Do this
Copy out the entries below precisely; nothing is to be omitted.

Given records

━━━━━━━━━━━━━━━━━━━━

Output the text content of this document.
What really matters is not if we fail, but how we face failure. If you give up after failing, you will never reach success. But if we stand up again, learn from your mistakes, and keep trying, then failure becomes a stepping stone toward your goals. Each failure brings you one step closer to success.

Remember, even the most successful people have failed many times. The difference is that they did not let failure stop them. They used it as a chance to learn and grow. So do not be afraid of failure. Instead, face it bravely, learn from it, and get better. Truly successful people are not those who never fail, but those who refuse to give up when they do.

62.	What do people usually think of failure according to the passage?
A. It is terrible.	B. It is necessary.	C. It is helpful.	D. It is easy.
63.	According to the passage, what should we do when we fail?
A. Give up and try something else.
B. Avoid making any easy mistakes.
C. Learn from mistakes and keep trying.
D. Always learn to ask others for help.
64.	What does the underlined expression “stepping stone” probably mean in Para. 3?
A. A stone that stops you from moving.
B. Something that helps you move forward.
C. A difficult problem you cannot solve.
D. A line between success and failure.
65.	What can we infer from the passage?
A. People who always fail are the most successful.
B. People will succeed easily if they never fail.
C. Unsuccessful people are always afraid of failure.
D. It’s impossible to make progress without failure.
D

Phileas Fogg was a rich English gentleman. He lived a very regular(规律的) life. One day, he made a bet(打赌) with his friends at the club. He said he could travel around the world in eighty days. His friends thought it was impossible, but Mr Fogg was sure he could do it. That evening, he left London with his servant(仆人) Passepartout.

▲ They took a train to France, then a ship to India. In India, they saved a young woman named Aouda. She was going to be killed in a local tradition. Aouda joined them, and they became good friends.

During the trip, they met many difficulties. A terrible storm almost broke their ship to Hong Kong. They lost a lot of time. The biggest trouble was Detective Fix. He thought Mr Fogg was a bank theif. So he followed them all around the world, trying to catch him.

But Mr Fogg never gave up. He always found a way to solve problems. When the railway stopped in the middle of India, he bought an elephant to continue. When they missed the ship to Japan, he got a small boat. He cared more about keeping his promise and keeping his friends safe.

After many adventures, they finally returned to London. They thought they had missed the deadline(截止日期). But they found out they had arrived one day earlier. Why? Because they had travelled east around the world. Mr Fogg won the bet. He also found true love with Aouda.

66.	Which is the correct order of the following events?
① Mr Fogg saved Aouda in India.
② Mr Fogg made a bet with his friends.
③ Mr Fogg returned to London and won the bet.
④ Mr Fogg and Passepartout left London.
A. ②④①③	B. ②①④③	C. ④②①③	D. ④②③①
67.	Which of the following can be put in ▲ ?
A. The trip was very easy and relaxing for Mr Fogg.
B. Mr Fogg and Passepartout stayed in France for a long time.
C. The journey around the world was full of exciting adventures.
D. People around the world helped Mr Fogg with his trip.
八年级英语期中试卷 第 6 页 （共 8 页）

━━━━━━━━━━━━━━━━━━━━

Solution to the problem
Output the text content of this document.
What really matters is not if we fail, but how we face failure. If you give up after failing, you will never reach success. But if we stand up again, learn from your mistakes, and keep trying, then failure becomes a stepping stone toward your goals. Each failure brings you one step closer to success.

Remember, even the most successful people have failed many times. The difference is that they did not let failure stop them. They used it as a chance to learn and grow. So do not be afraid of failure. Instead, face it bravely, learn from it, and get better. Truly successful people are not those who never fail, but those who refuse to give up when they do.

62.	What do people usually think of failure according to the passage?
A. It is terrible.	B. It is necessary.	C. It is helpful.	D. It is easy.
63.	According to the passage, what should we do when we fail?
A. Give up and try something else.
B. Avoid making any easy mistakes.
C. Learn from mistakes and keep trying.
D. Always learn to ask others for help.
64.	What does the underlined expression “stepping stone” probably mean in Para. 3?
A. A stone that stops you from moving.
B. Something that helps you move forward.
C. A difficult problem you cannot solve.
D. A line between success and failure.
65.	What can we infer from the passage?
A. People who always fail are the most successful.
B. People will succeed easily if they never fail.
C. Unsuccessful people are always afraid of failure.
D. It’s impossible to make progress without failure.
D

Phileas Fogg was a rich English gentleman. He lived a very regular(规律的) life. One day, he made a bet(打赌) with his friends at the club. He said he could travel around the world in eighty days. His friends thought it was impossible, but Mr Fogg was sure he could do it. That evening, he left London with his servant(仆人) Passepartout.

▲ They took a train to France, then a ship to India. In India, they saved a young woman named Aouda. She was going to be killed in a local tradition. Aouda joined them, and they became good friends.

During the trip, they met many difficulties. A terrible storm almost broke their ship to Hong Kong. They lost a lot of time. The biggest trouble was Detective Fix. He thought Mr Fogg was a bank theif. So he followed them all around the world, trying to catch him.

But Mr Fogg never gave up. He always found a way to solve problems. When the railway stopped in the middle of India, he bought an elephant to continue. When they missed the ship to Japan, he got a small boat. He cared more about keeping his promise and keeping his friends safe.

After many adventures, they finally returned to London. They thought they had missed the deadline(截止日期). But they found out they had arrived one day earlier. Why? Because they had travelled east around the world. Mr Fogg won the bet. He also found true love with Aouda.

66.	Which is the correct order of the following events?
① Mr Fogg saved Aouda in India.
② Mr Fogg made a bet with his friends.
③ Mr Fogg returned to London and won the bet.
④ Mr Fogg and Passepartout left London.
A. ②④①③	B. ②①④③	C. ④②①③	D. ④②③①
67.	Which of the following can be put in ▲ ?
A. The trip was very easy and relaxing for Mr Fogg.
B. Mr Fogg and Passepartout stayed in France for a long time.
C. The journey around the world was full of exciting adventures.
D. People around the world helped Mr Fogg with his trip.
八年级英语期中试卷 第 6 页 （共 8 页）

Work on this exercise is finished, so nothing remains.